AIM OF THE EXERCISE ::
Pictures aside, repeat every entry exactly.

Stored items from a collection:

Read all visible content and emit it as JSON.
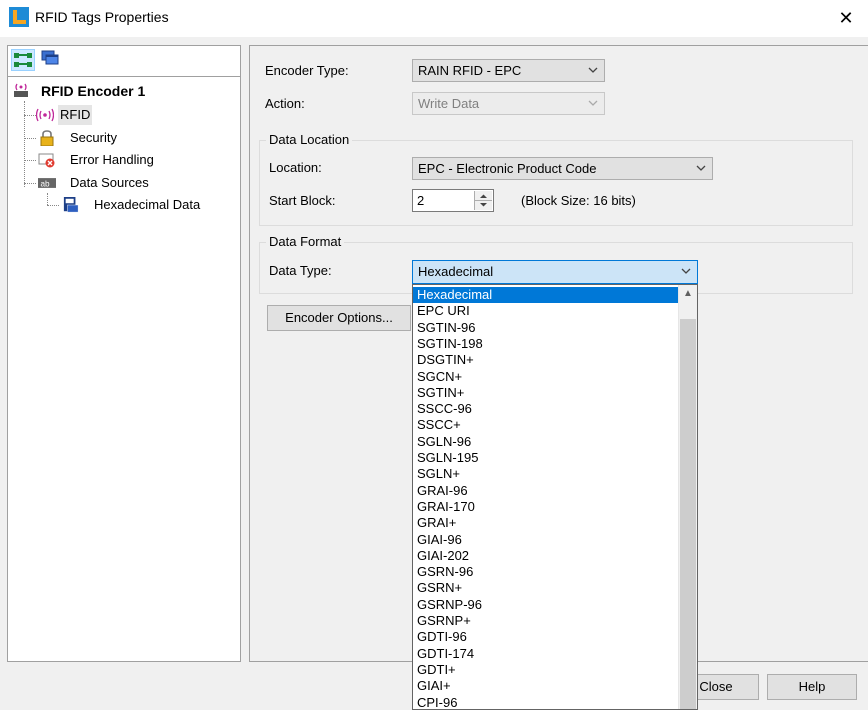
{
  "window": {
    "title": "RFID Tags Properties",
    "close_glyph": "✕"
  },
  "tree": {
    "root": "RFID Encoder 1",
    "items": [
      "RFID",
      "Security",
      "Error Handling",
      "Data Sources",
      "Hexadecimal Data"
    ]
  },
  "form": {
    "encoder_type_label": "Encoder Type:",
    "encoder_type_value": "RAIN RFID - EPC",
    "action_label": "Action:",
    "action_value": "Write Data",
    "data_location_group": "Data Location",
    "location_label": "Location:",
    "location_value": "EPC - Electronic Product Code",
    "start_block_label": "Start Block:",
    "start_block_value": "2",
    "block_size_text": "(Block Size: 16 bits)",
    "data_format_group": "Data Format",
    "data_type_label": "Data Type:",
    "data_type_value": "Hexadecimal",
    "encoder_options_button": "Encoder Options..."
  },
  "buttons": {
    "close": "Close",
    "help": "Help"
  },
  "dropdown": {
    "options": [
      "Hexadecimal",
      "EPC URI",
      "SGTIN-96",
      "SGTIN-198",
      "DSGTIN+",
      "SGCN+",
      "SGTIN+",
      "SSCC-96",
      "SSCC+",
      "SGLN-96",
      "SGLN-195",
      "SGLN+",
      "GRAI-96",
      "GRAI-170",
      "GRAI+",
      "GIAI-96",
      "GIAI-202",
      "GSRN-96",
      "GSRN+",
      "GSRNP-96",
      "GSRNP+",
      "GDTI-96",
      "GDTI-174",
      "GDTI+",
      "GIAI+",
      "CPI-96"
    ],
    "selected_index": 0
  },
  "colors": {
    "selection": "#0078d7",
    "focus_border": "#0078d7",
    "tree_selected": "#cce8ff"
  }
}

EXPECTED ANSWER ::
Read all visible content and emit it as JSON.
{
  "window": {
    "title": "RFID Tags Properties",
    "close_glyph": "✕"
  },
  "tree": {
    "root": "RFID Encoder 1",
    "items": [
      "RFID",
      "Security",
      "Error Handling",
      "Data Sources",
      "Hexadecimal Data"
    ]
  },
  "form": {
    "encoder_type_label": "Encoder Type:",
    "encoder_type_value": "RAIN RFID - EPC",
    "action_label": "Action:",
    "action_value": "Write Data",
    "data_location_group": "Data Location",
    "location_label": "Location:",
    "location_value": "EPC - Electronic Product Code",
    "start_block_label": "Start Block:",
    "start_block_value": "2",
    "block_size_text": "(Block Size: 16 bits)",
    "data_format_group": "Data Format",
    "data_type_label": "Data Type:",
    "data_type_value": "Hexadecimal",
    "encoder_options_button": "Encoder Options..."
  },
  "buttons": {
    "close": "Close",
    "help": "Help"
  },
  "dropdown": {
    "options": [
      "Hexadecimal",
      "EPC URI",
      "SGTIN-96",
      "SGTIN-198",
      "DSGTIN+",
      "SGCN+",
      "SGTIN+",
      "SSCC-96",
      "SSCC+",
      "SGLN-96",
      "SGLN-195",
      "SGLN+",
      "GRAI-96",
      "GRAI-170",
      "GRAI+",
      "GIAI-96",
      "GIAI-202",
      "GSRN-96",
      "GSRN+",
      "GSRNP-96",
      "GSRNP+",
      "GDTI-96",
      "GDTI-174",
      "GDTI+",
      "GIAI+",
      "CPI-96"
    ],
    "selected_index": 0
  },
  "colors": {
    "selection": "#0078d7",
    "focus_border": "#0078d7",
    "tree_selected": "#cce8ff"
  }
}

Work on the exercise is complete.